___ Text provided ___

These concerns are all covered by the right of political dissent, which still recognises magistracy as God's ordinance and the legitimate pursuit of what is good in this world. To the pure all things are pure.

God gives power. Men use it. It is not in the interests of the Christian witness to present the Lord Jesus Christ as a post-structuralist. He claims authority over the highest power. We confess He is Lord of all things. To that extent creation is redeemed for the use of the Christian.

Are we to tell men that Christ really has no power over this world? that to become a Christian a person must give up all legitimate rights to life and property? This is not what Christ has sent men to preach in His name. When Paul almost persuaded king Agrippa to become a Christian he said nothing about the king giving up his place of power.


----------



## Contra_Mundum (May 4, 2017)

I love the points you make, Matthew. Invariably, I do.

I think we are at the place where dissent must be registered. But that opinion is not yet shared by many of my religious tribe, a significant number of whom have put surprising (wild?) confidence in a new Most Christian Prince who, not so long ago they were deeply skeptical over. Not only am I not persuaded, of late I have been definitely pushed in the direction of a more negative assessment.

So, I am sure that Jesus is Lord; and thankful. We should pray there may be those ministers who will preach to Agrippas today made willing to listen to them by the Holy Spirit. And we should recognize that above the law (of men) today are our very own Caligulas and Neros and Senators. Nothing less.

Reactions: Like 2


----------



## Warren (May 4, 2017)

Lord Acton was wrong; power isn't the corrupter, weakness is. With no power comes great irresponsibility. Instead, pursue a One-Thousand Statesman approach and an Article V restructure of the US Constitution.


----------



## a mere housewife (May 4, 2017)

MW said:


> In serving another's welfare it might come to pass that we compete with the individual for their welfare. The individual does not always know what is good for him.



It would be much easier if it were that sort of competition. What usually happens is something like this:

Candidate A supports torturing detainees (note also that we detain people without due process).
Candidate A is the pro-life candidate.

At this point I have to choose between loving my unborn neighbor and my detained neighbor. I'm urged to make this choice because it's the only way to wield my share of earthly power, and the people who pick it up if I drop it will not care about my neighbors the way I do.

___

#### Required actions:
a) In two sentences, what does the forum thread say?
b) Can you lay out the records, from their first line up to and including the line with "y-left-tick-label: 3000 [16, 225, 47, 239]", as a Markdown table with the columns No. and Entry, leaving out blank lines?

___ Task material ___

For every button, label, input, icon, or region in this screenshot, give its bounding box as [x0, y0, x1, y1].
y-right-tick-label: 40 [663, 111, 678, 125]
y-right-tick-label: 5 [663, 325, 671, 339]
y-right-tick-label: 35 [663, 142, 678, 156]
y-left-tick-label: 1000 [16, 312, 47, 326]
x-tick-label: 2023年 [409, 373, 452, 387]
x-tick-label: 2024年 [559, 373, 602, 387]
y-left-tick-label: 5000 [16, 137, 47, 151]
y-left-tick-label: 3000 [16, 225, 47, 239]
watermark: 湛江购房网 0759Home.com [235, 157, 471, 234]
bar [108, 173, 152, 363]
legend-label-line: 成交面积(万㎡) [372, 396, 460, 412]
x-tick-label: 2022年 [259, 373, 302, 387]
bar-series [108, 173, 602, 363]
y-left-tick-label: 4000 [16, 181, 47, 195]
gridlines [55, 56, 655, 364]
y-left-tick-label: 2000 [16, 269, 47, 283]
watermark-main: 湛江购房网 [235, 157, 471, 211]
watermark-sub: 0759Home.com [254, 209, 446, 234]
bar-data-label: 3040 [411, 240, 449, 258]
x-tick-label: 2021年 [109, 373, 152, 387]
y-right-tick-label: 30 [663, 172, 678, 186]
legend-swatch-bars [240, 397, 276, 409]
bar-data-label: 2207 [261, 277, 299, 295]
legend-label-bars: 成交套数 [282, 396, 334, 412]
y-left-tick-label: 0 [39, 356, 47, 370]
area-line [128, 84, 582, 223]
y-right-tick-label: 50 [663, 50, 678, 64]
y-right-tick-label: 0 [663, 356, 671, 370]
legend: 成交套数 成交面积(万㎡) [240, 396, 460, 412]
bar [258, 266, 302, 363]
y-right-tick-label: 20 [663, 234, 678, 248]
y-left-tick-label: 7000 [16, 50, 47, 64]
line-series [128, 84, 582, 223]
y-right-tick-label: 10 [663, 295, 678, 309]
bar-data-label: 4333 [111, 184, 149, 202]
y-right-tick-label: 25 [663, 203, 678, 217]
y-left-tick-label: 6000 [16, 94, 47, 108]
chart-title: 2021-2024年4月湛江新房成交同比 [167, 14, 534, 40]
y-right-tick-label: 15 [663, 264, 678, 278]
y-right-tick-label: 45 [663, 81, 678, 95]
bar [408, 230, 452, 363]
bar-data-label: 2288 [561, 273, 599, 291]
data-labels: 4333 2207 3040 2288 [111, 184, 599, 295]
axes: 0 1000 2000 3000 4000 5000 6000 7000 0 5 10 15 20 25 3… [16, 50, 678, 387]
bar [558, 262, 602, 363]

___

#### Worked solutions:
a) The opening post holds that God gives power, Christ claims authority over all things, and becoming a Christian does not mean giving up legitimate rights or position, as Paul's words to king Agrippa show. In reply, Contra_Mundum says dissent must now be registered despite wide confidence in a new Most Christian Prince; Warren argues that weakness, not power, corrupts; and a mere housewife says voting forces a choice between loving an unborn neighbor and a detained neighbor.

b)
| No. | Entry |
|---|---|
| 1 | For every button, label, input, icon, or region in this screenshot, give its bounding box as [x0, y0, x1, y1]. |
| 2 | y-right-tick-label: 40 [663, 111, 678, 125] |
| 3 | y-right-tick-label: 5 [663, 325, 671, 339] |
| 4 | y-right-tick-label: 35 [663, 142, 678, 156] |
| 5 | y-left-tick-label: 1000 [16, 312, 47, 326] |
| 6 | x-tick-label: 2023年 [409, 373, 452, 387] |
| 7 | x-tick-label: 2024年 [559, 373, 602, 387] |
| 8 | y-left-tick-label: 5000 [16, 137, 47, 151] |
| 9 | y-left-tick-label: 3000 [16, 225, 47, 239] |